** start of Records shown **
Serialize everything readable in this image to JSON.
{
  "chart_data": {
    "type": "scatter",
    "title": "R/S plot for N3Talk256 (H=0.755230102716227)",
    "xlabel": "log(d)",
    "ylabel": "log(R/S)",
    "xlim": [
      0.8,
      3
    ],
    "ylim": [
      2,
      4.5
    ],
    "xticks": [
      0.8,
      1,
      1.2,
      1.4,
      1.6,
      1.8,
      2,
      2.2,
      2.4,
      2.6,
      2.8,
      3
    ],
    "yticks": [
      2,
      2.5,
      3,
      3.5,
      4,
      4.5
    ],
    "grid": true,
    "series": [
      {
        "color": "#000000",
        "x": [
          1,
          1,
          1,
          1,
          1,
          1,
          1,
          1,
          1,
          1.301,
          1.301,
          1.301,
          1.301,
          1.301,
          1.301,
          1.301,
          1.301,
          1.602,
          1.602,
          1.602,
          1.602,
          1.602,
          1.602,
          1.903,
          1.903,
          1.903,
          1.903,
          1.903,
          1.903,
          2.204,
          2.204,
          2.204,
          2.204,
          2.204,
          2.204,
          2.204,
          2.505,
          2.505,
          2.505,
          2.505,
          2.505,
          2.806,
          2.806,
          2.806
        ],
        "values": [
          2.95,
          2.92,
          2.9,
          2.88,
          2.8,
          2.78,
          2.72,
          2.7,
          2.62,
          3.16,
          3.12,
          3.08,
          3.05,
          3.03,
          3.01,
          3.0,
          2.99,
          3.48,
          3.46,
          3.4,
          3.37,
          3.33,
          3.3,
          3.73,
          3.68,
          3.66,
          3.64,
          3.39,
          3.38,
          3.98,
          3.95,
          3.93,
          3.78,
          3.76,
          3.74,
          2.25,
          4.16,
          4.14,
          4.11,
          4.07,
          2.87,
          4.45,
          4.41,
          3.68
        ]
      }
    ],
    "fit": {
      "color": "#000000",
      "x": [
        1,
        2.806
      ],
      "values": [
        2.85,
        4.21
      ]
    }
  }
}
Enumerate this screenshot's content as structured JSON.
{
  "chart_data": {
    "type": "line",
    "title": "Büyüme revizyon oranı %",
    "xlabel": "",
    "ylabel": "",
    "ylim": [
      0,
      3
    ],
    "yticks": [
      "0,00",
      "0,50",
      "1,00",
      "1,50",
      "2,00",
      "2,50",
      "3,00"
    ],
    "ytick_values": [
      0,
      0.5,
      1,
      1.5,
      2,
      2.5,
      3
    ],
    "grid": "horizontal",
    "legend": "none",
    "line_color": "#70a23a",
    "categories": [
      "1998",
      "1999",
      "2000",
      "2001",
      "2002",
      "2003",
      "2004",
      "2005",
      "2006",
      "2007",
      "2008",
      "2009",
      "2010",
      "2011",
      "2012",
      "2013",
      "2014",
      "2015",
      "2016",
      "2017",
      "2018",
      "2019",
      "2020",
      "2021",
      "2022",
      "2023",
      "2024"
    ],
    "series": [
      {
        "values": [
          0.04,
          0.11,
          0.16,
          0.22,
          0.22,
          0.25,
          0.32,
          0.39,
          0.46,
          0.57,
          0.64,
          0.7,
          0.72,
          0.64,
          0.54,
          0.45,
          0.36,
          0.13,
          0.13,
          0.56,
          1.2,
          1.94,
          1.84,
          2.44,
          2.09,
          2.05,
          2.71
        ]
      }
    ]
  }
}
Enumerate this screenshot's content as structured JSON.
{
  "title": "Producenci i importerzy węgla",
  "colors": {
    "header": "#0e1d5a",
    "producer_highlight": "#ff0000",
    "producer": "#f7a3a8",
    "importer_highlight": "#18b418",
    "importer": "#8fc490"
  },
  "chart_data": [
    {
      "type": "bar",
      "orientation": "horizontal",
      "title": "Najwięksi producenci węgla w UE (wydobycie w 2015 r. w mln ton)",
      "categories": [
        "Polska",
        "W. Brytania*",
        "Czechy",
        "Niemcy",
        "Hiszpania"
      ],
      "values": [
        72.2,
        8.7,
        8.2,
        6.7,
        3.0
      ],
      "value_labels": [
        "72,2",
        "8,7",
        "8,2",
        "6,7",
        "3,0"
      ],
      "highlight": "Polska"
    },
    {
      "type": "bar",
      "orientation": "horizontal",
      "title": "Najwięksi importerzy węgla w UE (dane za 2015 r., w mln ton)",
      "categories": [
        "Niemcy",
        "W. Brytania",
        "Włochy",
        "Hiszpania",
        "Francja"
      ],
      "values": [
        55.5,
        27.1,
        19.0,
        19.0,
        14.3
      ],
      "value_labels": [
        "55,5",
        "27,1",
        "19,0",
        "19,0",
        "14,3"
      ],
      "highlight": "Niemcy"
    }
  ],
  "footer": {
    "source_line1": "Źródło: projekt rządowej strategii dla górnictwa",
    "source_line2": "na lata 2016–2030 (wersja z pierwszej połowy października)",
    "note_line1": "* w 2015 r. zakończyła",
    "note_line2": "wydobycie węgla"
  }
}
** end of Records shown **
■ **Instructions to follow**
Pull every line containing the word "węgla" out of the entries above.

■ **Task output**
  "title": "Producenci i importerzy węgla",
      "title": "Najwięksi producenci węgla w UE (wydobycie w 2015 r. w mln ton)",
      "title": "Najwięksi importerzy węgla w UE (dane za 2015 r., w mln ton)",
    "note_line2": "wydobycie węgla"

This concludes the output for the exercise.